◆ **TASK PROMPT**
Print the stretch of the parents' forum thread from "Hope you all" through "for each individual.", word for word.

I wanted to get a news thread ready for everyone as you wake up in the Uk.

We are settling into a routine of talking to DS on FaceTime on Sunday mornings after our breakfast, which is early pm his time. It is so nice to see his smile and catch up on how he is doing. I know at some point he will have a bad day, but so far he seems to be doing so well, I am ridiculously proud.

Hope you all have a good week!

OP posts:
Downsidesupside · 12/11/2024 12:31

It's interesting how they cope. I thought ds1 would struggle with friendships and was really worried, but he made some amazing friends. Dd, I thought would thrive, but had the opposite experience, yet her childhood friends are ok and seeming to enjoy their experience so far so. I don't think there is anyway to tell, we just have to support as best we can for each individual.

stilldumdedumming · 12/11/2024 12:48

@SiouxsieSiouxStiletto dgs is still struggling a bit sadly. He has been having seizures. He is quite small and slim too. He is actually generally happy though. How is your ds now?

@MargaretThursday your dd sounds awesome actually. It's great that she's had a good think about what's best for her.

@Downsidesupside I agree. My dd was always really sociable and could make friends anywhere. She made friends at her first attempt at uni but she hated it. She was also really independent with social stuff and had lived in shared accommodation before too (complicated). She struggled with all aspects and is so much happier commuting in from home.

ds is predictably thinking of leaving. he has been to about 2 seminars this year. there have been a few reasons but essentially its work. we have just had a row about it. so i am feeling pretty bad as its his decision.

stilldumdedumming · 12/11/2024 13:16

Despite going to 2 seminars he got 84% in his first assignment. Wouldn't you be tempted to stay?

ZittiEBuoni · 12/11/2024 14:06

That's so hard @stilldumdedumming , you must be having to bite your tongue hard - I know I would be. It sounds as if he's more than capable - does he have an alternative plan? Might he be persuaded to give it some more thought over the Christmas vac before making a final decision? Fingers crossed he will come to a decision you can get behind.

MN is crazy for coincidences @SiouxsieSiouxStiletto - on the equivalent thread for dd1 I encountered someone who was in my 12-strong PGCE tutor group! What are the chances?

stilldumdedumming · 12/11/2024 16:43

@ZittiEBuoni I did not do a very good job of biting my tongue! That's the problem. I mean I didn't tell him what to do but it wasn't our calmest conversation. He has a job which is paying pretty well and he has been asked to apply to other agencies where he'd get more and potentially could specialise in an area he likes.

Thing is ds is all or nothing. He is very intense. Which means he's all in with his job but when he decides he doesn't want to do it anymore he won't have anything to fall back on.

And the real problem is he wants me to agree with him when I keep telling him I don't agree but it's his decision.

He will do whatever he does. I need to not get drawn in as much!

NotDonna · 15/11/2024 13:56

Ah crikey that’s hard @stilldumdedumming but remember university will still be there if the ‘job’ goes pear-shaped. It does sound like it’s more than a job though and a potential career. I’m not understanding how funding works if you leave. Is that a nightmare?

◆ **EXCERPTED DATA**
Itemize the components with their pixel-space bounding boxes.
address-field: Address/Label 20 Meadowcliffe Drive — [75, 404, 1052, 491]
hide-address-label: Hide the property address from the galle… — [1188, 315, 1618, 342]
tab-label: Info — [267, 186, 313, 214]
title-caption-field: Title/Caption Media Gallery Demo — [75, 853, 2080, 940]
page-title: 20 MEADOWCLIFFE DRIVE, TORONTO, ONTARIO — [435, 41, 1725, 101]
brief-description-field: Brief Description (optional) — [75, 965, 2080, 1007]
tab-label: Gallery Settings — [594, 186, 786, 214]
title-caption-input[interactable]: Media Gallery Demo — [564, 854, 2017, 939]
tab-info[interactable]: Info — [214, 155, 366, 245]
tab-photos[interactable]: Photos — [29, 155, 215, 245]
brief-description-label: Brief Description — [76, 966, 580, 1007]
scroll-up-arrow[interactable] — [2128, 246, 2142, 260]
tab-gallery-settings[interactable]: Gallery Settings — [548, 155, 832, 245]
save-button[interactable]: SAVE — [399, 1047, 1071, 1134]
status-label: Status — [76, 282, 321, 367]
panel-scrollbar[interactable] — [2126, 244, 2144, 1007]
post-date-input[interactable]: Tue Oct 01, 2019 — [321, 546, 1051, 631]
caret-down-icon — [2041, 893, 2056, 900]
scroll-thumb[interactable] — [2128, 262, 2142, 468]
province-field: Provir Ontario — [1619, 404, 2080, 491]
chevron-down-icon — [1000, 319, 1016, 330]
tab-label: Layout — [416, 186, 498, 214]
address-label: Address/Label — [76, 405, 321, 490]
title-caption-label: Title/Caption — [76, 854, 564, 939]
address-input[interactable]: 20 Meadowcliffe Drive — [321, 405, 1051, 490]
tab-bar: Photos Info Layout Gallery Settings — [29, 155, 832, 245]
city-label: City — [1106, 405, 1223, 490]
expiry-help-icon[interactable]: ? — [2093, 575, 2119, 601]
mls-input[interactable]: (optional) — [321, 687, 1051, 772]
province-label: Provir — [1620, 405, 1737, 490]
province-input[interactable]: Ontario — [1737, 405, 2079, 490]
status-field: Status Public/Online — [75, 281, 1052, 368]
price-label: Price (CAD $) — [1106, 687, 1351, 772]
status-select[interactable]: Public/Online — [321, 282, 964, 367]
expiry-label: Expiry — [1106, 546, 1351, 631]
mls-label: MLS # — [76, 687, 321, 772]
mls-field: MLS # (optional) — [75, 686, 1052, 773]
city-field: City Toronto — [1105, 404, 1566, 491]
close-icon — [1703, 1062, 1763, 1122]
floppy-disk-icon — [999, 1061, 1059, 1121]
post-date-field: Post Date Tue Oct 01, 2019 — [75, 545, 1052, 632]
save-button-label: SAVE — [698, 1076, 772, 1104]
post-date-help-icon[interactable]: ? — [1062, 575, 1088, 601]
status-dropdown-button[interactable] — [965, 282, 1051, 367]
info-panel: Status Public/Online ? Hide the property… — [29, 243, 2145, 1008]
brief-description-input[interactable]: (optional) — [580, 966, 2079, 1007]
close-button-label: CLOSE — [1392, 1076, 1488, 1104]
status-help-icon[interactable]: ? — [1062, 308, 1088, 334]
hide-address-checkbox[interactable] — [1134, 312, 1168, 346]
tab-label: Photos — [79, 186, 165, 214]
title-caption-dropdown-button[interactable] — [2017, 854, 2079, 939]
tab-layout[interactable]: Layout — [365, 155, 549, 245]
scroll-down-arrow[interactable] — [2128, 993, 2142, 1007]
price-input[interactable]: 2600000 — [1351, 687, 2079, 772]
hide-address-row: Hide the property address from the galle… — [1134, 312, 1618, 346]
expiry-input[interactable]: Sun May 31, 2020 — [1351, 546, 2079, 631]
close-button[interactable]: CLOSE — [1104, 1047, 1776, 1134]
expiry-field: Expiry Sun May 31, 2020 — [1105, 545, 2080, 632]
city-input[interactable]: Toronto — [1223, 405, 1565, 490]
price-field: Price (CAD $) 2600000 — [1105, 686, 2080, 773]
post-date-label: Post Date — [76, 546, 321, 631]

◆ **FINISHED EXERCISE**
Hope you all have a good week!

OP posts:
Downsidesupside · 12/11/2024 12:31

It's interesting how they cope. I thought ds1 would struggle with friendships and was really worried, but he made some amazing friends. Dd, I thought would thrive, but had the opposite experience, yet her childhood friends are ok and seeming to enjoy their experience so far so. I don't think there is anyway to tell, we just have to support as best we can for each individual.